EXERCISE DESCRIPTION
For the records that follow, return only the count of lines containing the string "ecrã".

MATERIAL SUPPLIED
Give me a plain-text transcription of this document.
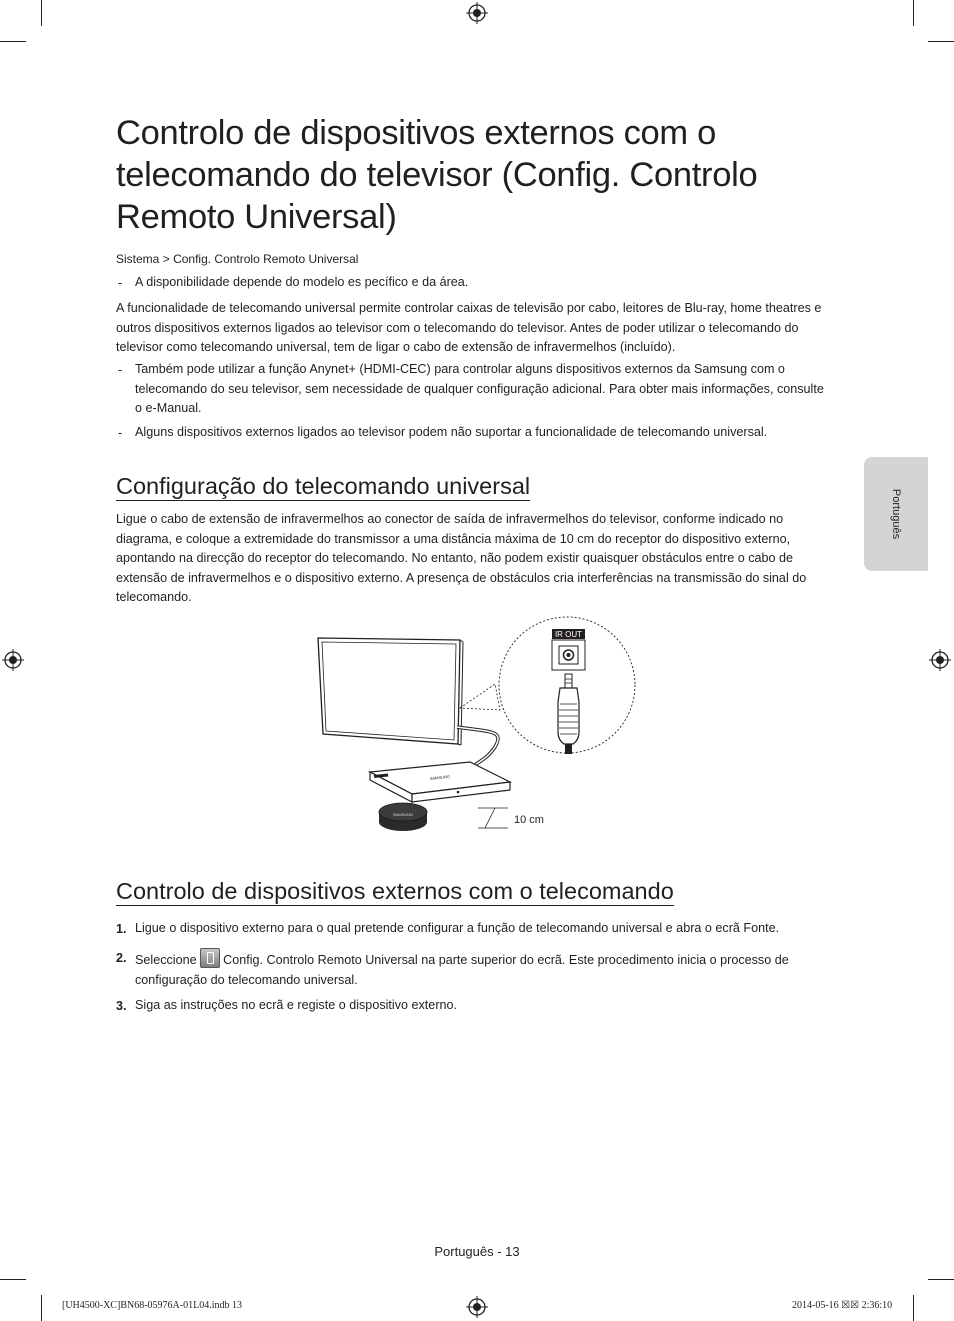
Controlo de dispositivos externos com o telecomando do televisor (Config. Controlo Remoto Universal)
Sistema > Config. Controlo Remoto Universal
- A disponibilidade depende do modelo es pecífico e da área.

A funcionalidade de telecomando universal permite controlar caixas de televisão por cabo, leitores de Blu-ray, home theatres e outros dispositivos externos ligados ao televisor com o telecomando do televisor. Antes de poder utilizar o telecomando do televisor como telecomando universal, tem de ligar o cabo de extensão de infravermelhos (incluído).

- Também pode utilizar a função Anynet+ (HDMI-CEC) para controlar alguns dispositivos externos da Samsung com o telecomando do seu televisor, sem necessidade de qualquer configuração adicional. Para obter mais informações, consulte o e-Manual.

- Alguns dispositivos externos ligados ao televisor podem não suportar a funcionalidade de telecomando universal.

Configuração do telecomando universal

Ligue o cabo de extensão de infravermelhos ao conector de saída de infravermelhos do televisor, conforme indicado no diagrama, e coloque a extremidade do transmissor a uma distância máxima de 10 cm do receptor do dispositivo externo, apontando na direcção do receptor do telecomando. No entanto, não podem existir quaisquer obstáculos entre o cabo de extensão de infravermelhos e o dispositivo externo. A presença de obstáculos cria interferências na transmissão do sinal do telecomando.

IR OUT
SAMSUNG
SAMSUNG	10 cm
Controlo de dispositivos externos com o telecomando
1. Ligue o dispositivo externo para o qual pretende configurar a função de telecomando universal e abra o ecrã Fonte.

2. Seleccione Config. Controlo Remoto Universal na parte superior do ecrã. Este procedimento inicia o processo de configuração do telecomando universal.

3. Siga as instruções no ecrã e registe o dispositivo externo.

Português
Português - 13
[UH4500-XC]BN68-05976A-01L04.indb 13	2014-05-16 ☒☒ 2:36:10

ANSWER IN FULL
3